Saved entries:
-------------------------
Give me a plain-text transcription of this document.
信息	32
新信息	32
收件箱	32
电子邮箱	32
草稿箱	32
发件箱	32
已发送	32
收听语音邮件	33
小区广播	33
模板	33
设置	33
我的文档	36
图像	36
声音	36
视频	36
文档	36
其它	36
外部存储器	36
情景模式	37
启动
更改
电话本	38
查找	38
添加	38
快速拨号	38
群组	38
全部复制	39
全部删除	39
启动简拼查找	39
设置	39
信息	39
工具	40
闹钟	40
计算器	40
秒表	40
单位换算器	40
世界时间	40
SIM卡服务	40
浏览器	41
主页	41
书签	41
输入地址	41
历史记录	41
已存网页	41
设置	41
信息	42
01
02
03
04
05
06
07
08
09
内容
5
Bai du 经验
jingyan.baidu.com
-------------------------
What the task requires:
Each line of the material should be duplicated exactly, please.

In response:
Give me a plain-text transcription of this document.
信息	32
新信息	32
收件箱	32
电子邮箱	32
草稿箱	32
发件箱	32
已发送	32
收听语音邮件	33
小区广播	33
模板	33
设置	33
我的文档	36
图像	36
声音	36
视频	36
文档	36
其它	36
外部存储器	36
情景模式	37
启动
更改
电话本	38
查找	38
添加	38
快速拨号	38
群组	38
全部复制	39
全部删除	39
启动简拼查找	39
设置	39
信息	39
工具	40
闹钟	40
计算器	40
秒表	40
单位换算器	40
世界时间	40
SIM卡服务	40
浏览器	41
主页	41
书签	41
输入地址	41
历史记录	41
已存网页	41
设置	41
信息	42
01
02
03
04
05
06
07
08
09
内容
5
Bai du 经验
jingyan.baidu.com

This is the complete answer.